Your goal = Your task is to repeat the listing exactly.

─── Items

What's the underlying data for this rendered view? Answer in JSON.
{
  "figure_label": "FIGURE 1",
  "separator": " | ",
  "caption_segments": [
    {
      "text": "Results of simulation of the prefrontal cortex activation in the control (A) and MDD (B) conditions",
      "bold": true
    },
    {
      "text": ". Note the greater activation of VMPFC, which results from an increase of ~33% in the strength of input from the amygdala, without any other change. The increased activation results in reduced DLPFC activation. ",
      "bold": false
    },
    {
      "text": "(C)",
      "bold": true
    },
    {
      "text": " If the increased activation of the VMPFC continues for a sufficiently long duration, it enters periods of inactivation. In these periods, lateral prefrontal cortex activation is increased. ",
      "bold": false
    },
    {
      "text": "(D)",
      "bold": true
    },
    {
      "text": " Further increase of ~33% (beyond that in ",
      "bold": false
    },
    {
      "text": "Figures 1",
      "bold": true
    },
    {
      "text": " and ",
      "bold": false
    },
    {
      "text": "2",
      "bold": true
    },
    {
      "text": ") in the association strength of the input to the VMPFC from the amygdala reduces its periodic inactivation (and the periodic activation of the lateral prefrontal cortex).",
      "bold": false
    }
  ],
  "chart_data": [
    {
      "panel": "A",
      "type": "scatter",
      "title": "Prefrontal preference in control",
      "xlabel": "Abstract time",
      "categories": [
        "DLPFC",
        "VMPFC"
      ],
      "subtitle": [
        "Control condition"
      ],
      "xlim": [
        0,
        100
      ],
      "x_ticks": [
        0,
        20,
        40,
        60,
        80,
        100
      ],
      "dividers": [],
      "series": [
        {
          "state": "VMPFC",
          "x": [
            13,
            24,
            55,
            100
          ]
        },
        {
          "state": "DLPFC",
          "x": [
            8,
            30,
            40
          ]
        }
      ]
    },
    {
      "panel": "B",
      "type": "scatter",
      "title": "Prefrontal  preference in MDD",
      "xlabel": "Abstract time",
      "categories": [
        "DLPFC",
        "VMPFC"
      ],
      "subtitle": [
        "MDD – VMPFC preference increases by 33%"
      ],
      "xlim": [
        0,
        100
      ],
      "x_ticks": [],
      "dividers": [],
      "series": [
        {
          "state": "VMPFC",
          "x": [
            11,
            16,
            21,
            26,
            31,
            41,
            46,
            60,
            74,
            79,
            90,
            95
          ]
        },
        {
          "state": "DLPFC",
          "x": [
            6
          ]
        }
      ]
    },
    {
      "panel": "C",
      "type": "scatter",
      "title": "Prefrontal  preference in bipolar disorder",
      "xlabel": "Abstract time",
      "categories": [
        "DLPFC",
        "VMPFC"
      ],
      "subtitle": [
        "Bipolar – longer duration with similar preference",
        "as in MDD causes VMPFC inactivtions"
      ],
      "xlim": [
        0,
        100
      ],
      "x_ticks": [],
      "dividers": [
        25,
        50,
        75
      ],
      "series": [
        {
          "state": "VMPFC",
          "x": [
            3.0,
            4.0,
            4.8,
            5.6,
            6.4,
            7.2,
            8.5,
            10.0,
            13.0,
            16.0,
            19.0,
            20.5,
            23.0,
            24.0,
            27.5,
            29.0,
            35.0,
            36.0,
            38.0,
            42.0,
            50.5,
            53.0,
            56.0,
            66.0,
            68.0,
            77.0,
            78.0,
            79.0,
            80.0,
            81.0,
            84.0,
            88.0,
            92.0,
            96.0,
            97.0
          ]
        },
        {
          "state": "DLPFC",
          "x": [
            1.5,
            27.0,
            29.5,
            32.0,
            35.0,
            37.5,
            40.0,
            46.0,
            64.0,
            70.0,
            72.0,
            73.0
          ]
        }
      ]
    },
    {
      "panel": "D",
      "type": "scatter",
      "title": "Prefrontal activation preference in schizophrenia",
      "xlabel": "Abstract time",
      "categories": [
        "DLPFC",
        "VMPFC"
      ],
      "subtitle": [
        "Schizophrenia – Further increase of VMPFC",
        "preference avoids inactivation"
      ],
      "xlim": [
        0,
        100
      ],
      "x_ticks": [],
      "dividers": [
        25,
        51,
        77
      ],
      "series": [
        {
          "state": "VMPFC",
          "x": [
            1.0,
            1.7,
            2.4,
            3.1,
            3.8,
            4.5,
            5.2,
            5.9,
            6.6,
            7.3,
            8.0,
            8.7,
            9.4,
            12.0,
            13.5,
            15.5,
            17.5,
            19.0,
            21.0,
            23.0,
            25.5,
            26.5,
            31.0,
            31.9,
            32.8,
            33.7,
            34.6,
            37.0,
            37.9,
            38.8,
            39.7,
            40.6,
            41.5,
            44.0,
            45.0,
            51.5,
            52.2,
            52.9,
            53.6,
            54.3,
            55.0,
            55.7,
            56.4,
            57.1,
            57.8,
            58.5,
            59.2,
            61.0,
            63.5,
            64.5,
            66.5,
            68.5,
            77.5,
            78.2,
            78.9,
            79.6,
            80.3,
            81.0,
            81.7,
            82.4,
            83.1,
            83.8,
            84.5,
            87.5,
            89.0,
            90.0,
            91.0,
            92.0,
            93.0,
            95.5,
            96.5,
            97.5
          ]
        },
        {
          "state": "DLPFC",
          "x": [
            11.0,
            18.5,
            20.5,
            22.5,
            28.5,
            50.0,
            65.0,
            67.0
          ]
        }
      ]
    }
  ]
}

──────

Task response =
What's the underlying data for this rendered view? Answer in JSON.
{
  "figure_label": "FIGURE 1",
  "separator": " | ",
  "caption_segments": [
    {
      "text": "Results of simulation of the prefrontal cortex activation in the control (A) and MDD (B) conditions",
      "bold": true
    },
    {
      "text": ". Note the greater activation of VMPFC, which results from an increase of ~33% in the strength of input from the amygdala, without any other change. The increased activation results in reduced DLPFC activation. ",
      "bold": false
    },
    {
      "text": "(C)",
      "bold": true
    },
    {
      "text": " If the increased activation of the VMPFC continues for a sufficiently long duration, it enters periods of inactivation. In these periods, lateral prefrontal cortex activation is increased. ",
      "bold": false
    },
    {
      "text": "(D)",
      "bold": true
    },
    {
      "text": " Further increase of ~33% (beyond that in ",
      "bold": false
    },
    {
      "text": "Figures 1",
      "bold": true
    },
    {
      "text": " and ",
      "bold": false
    },
    {
      "text": "2",
      "bold": true
    },
    {
      "text": ") in the association strength of the input to the VMPFC from the amygdala reduces its periodic inactivation (and the periodic activation of the lateral prefrontal cortex).",
      "bold": false
    }
  ],
  "chart_data": [
    {
      "panel": "A",
      "type": "scatter",
      "title": "Prefrontal preference in control",
      "xlabel": "Abstract time",
      "categories": [
        "DLPFC",
        "VMPFC"
      ],
      "subtitle": [
        "Control condition"
      ],
      "xlim": [
        0,
        100
      ],
      "x_ticks": [
        0,
        20,
        40,
        60,
        80,
        100
      ],
      "dividers": [],
      "series": [
        {
          "state": "VMPFC",
          "x": [
            13,
            24,
            55,
            100
          ]
        },
        {
          "state": "DLPFC",
          "x": [
            8,
            30,
            40
          ]
        }
      ]
    },
    {
      "panel": "B",
      "type": "scatter",
      "title": "Prefrontal  preference in MDD",
      "xlabel": "Abstract time",
      "categories": [
        "DLPFC",
        "VMPFC"
      ],
      "subtitle": [
        "MDD – VMPFC preference increases by 33%"
      ],
      "xlim": [
        0,
        100
      ],
      "x_ticks": [],
      "dividers": [],
      "series": [
        {
          "state": "VMPFC",
          "x": [
            11,
            16,
            21,
            26,
            31,
            41,
            46,
            60,
            74,
            79,
            90,
            95
          ]
        },
        {
          "state": "DLPFC",
          "x": [
            6
          ]
        }
      ]
    },
    {
      "panel": "C",
      "type": "scatter",
      "title": "Prefrontal  preference in bipolar disorder",
      "xlabel": "Abstract time",
      "categories": [
        "DLPFC",
        "VMPFC"
      ],
      "subtitle": [
        "Bipolar – longer duration with similar preference",
        "as in MDD causes VMPFC inactivtions"
      ],
      "xlim": [
        0,
        100
      ],
      "x_ticks": [],
      "dividers": [
        25,
        50,
        75
      ],
      "series": [
        {
          "state": "VMPFC",
          "x": [
            3.0,
            4.0,
            4.8,
            5.6,
            6.4,
            7.2,
            8.5,
            10.0,
            13.0,
            16.0,
            19.0,
            20.5,
            23.0,
            24.0,
            27.5,
            29.0,
            35.0,
            36.0,
            38.0,
            42.0,
            50.5,
            53.0,
            56.0,
            66.0,
            68.0,
            77.0,
            78.0,
            79.0,
            80.0,
            81.0,
            84.0,
            88.0,
            92.0,
            96.0,
            97.0
          ]
        },
        {
          "state": "DLPFC",
          "x": [
            1.5,
            27.0,
            29.5,
            32.0,
            35.0,
            37.5,
            40.0,
            46.0,
            64.0,
            70.0,
            72.0,
            73.0
          ]
        }
      ]
    },
    {
      "panel": "D",
      "type": "scatter",
      "title": "Prefrontal activation preference in schizophrenia",
      "xlabel": "Abstract time",
      "categories": [
        "DLPFC",
        "VMPFC"
      ],
      "subtitle": [
        "Schizophrenia – Further increase of VMPFC",
        "preference avoids inactivation"
      ],
      "xlim": [
        0,
        100
      ],
      "x_ticks": [],
      "dividers": [
        25,
        51,
        77
      ],
      "series": [
        {
          "state": "VMPFC",
          "x": [
            1.0,
            1.7,
            2.4,
            3.1,
            3.8,
            4.5,
            5.2,
            5.9,
            6.6,
            7.3,
            8.0,
            8.7,
            9.4,
            12.0,
            13.5,
            15.5,
            17.5,
            19.0,
            21.0,
            23.0,
            25.5,
            26.5,
            31.0,
            31.9,
            32.8,
            33.7,
            34.6,
            37.0,
            37.9,
            38.8,
            39.7,
            40.6,
            41.5,
            44.0,
            45.0,
            51.5,
            52.2,
            52.9,
            53.6,
            54.3,
            55.0,
            55.7,
            56.4,
            57.1,
            57.8,
            58.5,
            59.2,
            61.0,
            63.5,
            64.5,
            66.5,
            68.5,
            77.5,
            78.2,
            78.9,
            79.6,
            80.3,
            81.0,
            81.7,
            82.4,
            83.1,
            83.8,
            84.5,
            87.5,
            89.0,
            90.0,
            91.0,
            92.0,
            93.0,
            95.5,
            96.5,
            97.5
          ]
        },
        {
          "state": "DLPFC",
          "x": [
            11.0,
            18.5,
            20.5,
            22.5,
            28.5,
            50.0,
            65.0,
            67.0
          ]
        }
      ]
    }
  ]
}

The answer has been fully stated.